Images excluded, repeat each entry below exactly.

%%

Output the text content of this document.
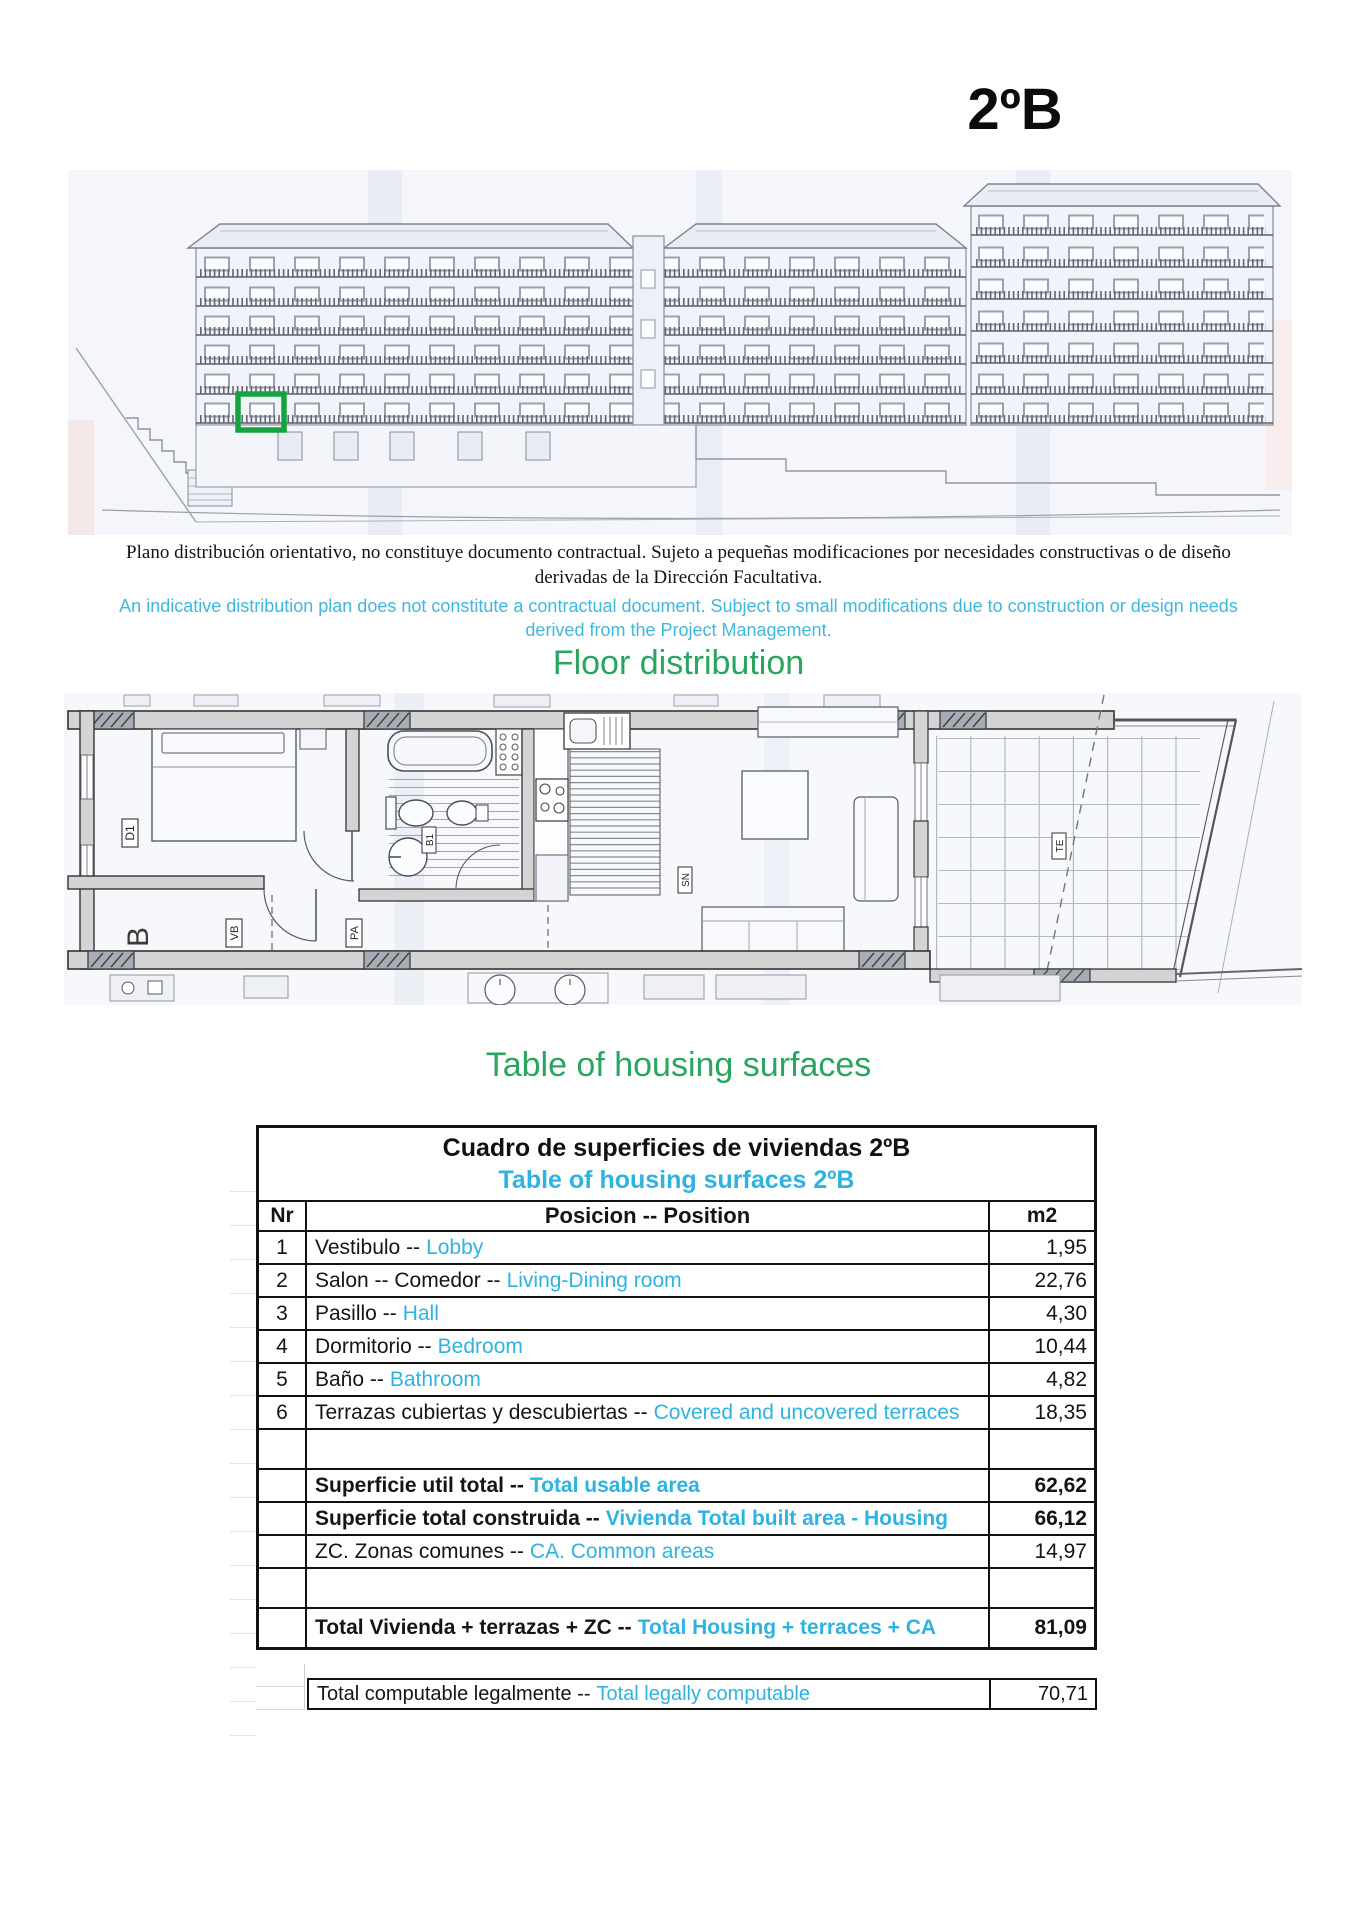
2ºB
Plano distribución orientativo, no constituye documento contractual. Sujeto a pequeñas modificaciones por necesidades constructivas o de diseño
derivadas de la Dirección Facultativa.
An indicative distribution plan does not constitute a contractual document. Subject to small modifications due to construction or design needs
derived from the Project Management.
Floor distribution
D1
B	VB	PA
B1
SN
TE
Table of housing surfaces
Cuadro de superficies de viviendas 2ºB
Table of housing surfaces 2ºB
Nr	Posicion -- Position	m2
1	Vestibulo -- Lobby	1,95
2	Salon -- Comedor -- Living-Dining room	22,76
3	Pasillo -- Hall	4,30
4	Dormitorio -- Bedroom	10,44
5	Baño -- Bathroom	4,82
6	Terrazas cubiertas y descubiertas -- Covered and uncovered terraces	18,35
Superficie util total -- Total usable area	62,62
Superficie total construida -- Vivienda Total built area - Housing	66,12
ZC. Zonas comunes -- CA. Common areas	14,97
Total Vivienda + terrazas + ZC -- Total Housing + terraces + CA	81,09
Total computable legalmente -- Total legally computable	70,71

%%

#### THE RESULT
Output the text content of this document.
2ºB
Plano distribución orientativo, no constituye documento contractual. Sujeto a pequeñas modificaciones por necesidades constructivas o de diseño
derivadas de la Dirección Facultativa.
An indicative distribution plan does not constitute a contractual document. Subject to small modifications due to construction or design needs
derived from the Project Management.
Floor distribution
D1
B	VB	PA
B1
SN
TE
Table of housing surfaces
Cuadro de superficies de viviendas 2ºB
Table of housing surfaces 2ºB
Nr	Posicion -- Position	m2
1	Vestibulo -- Lobby	1,95
2	Salon -- Comedor -- Living-Dining room	22,76
3	Pasillo -- Hall	4,30
4	Dormitorio -- Bedroom	10,44
5	Baño -- Bathroom	4,82
6	Terrazas cubiertas y descubiertas -- Covered and uncovered terraces	18,35
Superficie util total -- Total usable area	62,62
Superficie total construida -- Vivienda Total built area - Housing	66,12
ZC. Zonas comunes -- CA. Common areas	14,97
Total Vivienda + terrazas + ZC -- Total Housing + terraces + CA	81,09
Total computable legalmente -- Total legally computable	70,71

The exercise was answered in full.